PROMPT:
Extract all lines that hold "第四届深圳市校外教育" from the records below.

Data records:

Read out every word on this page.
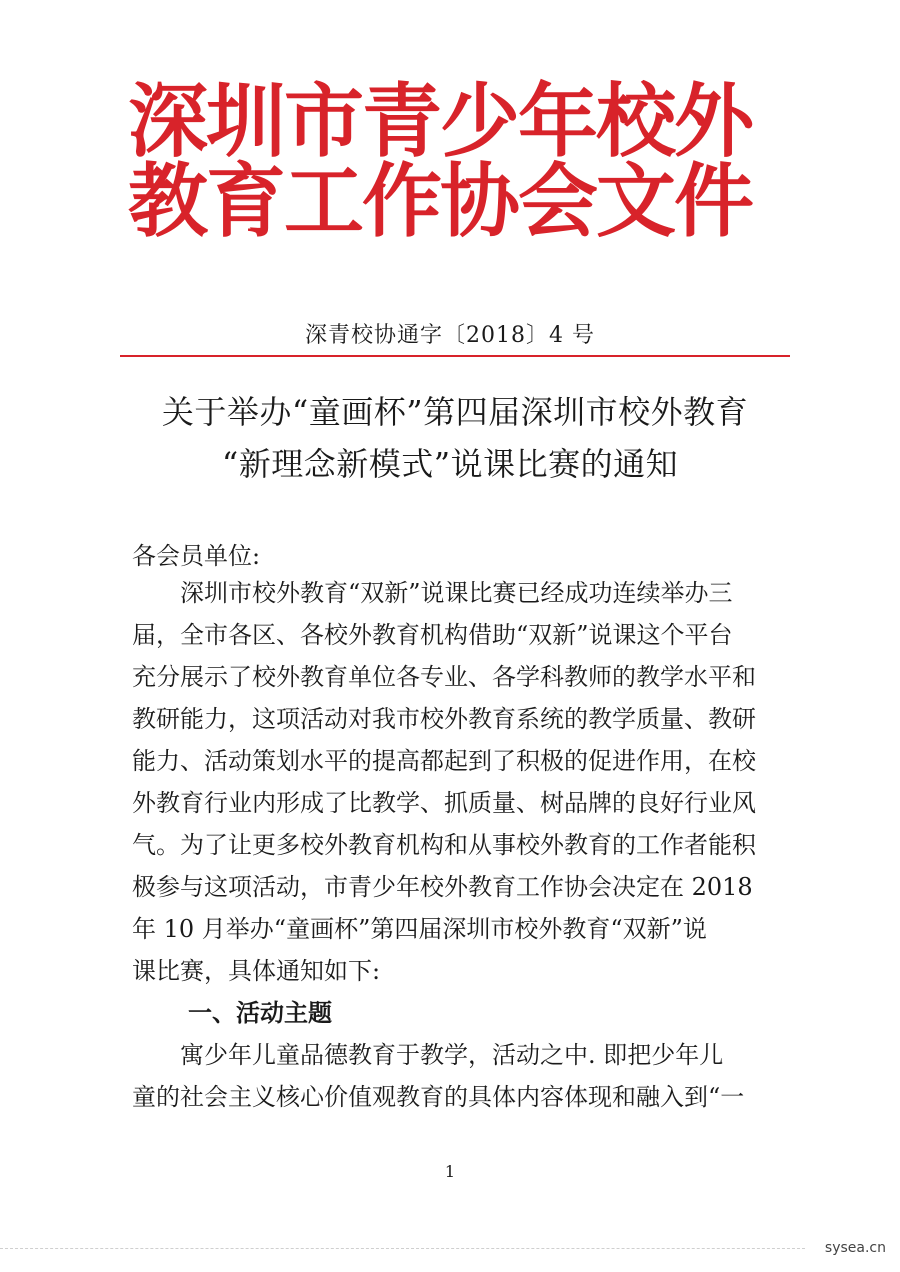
深圳市青少年校外
教育工作协会文件
深青校协通字〔2018〕4 号
关于举办“童画杯”第四届深圳市校外教育
“新理念新模式”说课比赛的通知
各会员单位:
　　深圳市校外教育“双新”说课比赛已经成功连续举办三
届，全市各区、各校外教育机构借助“双新”说课这个平台
充分展示了校外教育单位各专业、各学科教师的教学水平和
教研能力，这项活动对我市校外教育系统的教学质量、教研
能力、活动策划水平的提高都起到了积极的促进作用，在校
外教育行业内形成了比教学、抓质量、树品牌的良好行业风
气。为了让更多校外教育机构和从事校外教育的工作者能积
极参与这项活动，市青少年校外教育工作协会决定在 2018
年 10 月举办“童画杯”第四届深圳市校外教育“双新”说
课比赛，具体通知如下:
一、活动主题
　　寓少年儿童品德教育于教学，活动之中. 即把少年儿
童的社会主义核心价值观教育的具体内容体现和融入到“一
1
sysea.cn
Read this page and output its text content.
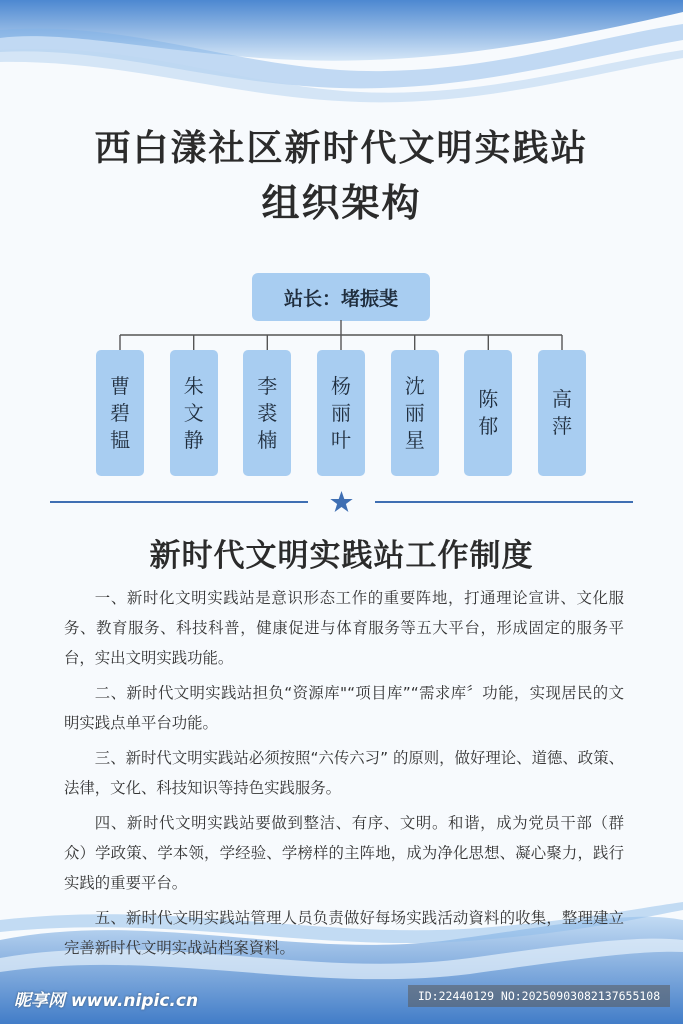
西白漾社区新时代文明实践站
组织架构
站长：堵振斐
曹
碧
韫
朱
文
静
李
裘
楠
杨
丽
叶
沈
丽
星
陈
郁
高
萍
新时代文明实践站工作制度

一、新时化文明实践站是意识形态工作的重要阵地，打通理论宣讲、文化服务、教育服务、科技科普，健康促进与体育服务等五大平台，形成固定的服务平台，实出文明实践功能。

二、新时代文明实践站担负“资源库"“项目库”“需求库〞功能，实现居民的文明实践点单平台功能。

三、新时代文明实践站必须按照“六传六习” 的原则，做好理论、道德、政策、法律，文化、科技知识等持色实践服务。

四、新时代文明实践站要做到整洁、有序、文明。和谐，成为党员干部（群众）学政策、学本领，学经验、学榜样的主阵地，成为净化思想、凝心聚力，践行实践的重要平台。

五、新时代文明实践站管理人员负责做好每场实践活动資料的收集，整理建立完善新时代文明实战站档案資料。

昵享网 www.nipic.cn	ID:22440129 NO:20250903082137655108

TASK RESULT:
关于举办“童画杯”第四届深圳市校外教育
年 10 月举办“童画杯”第四届深圳市校外教育“双新”说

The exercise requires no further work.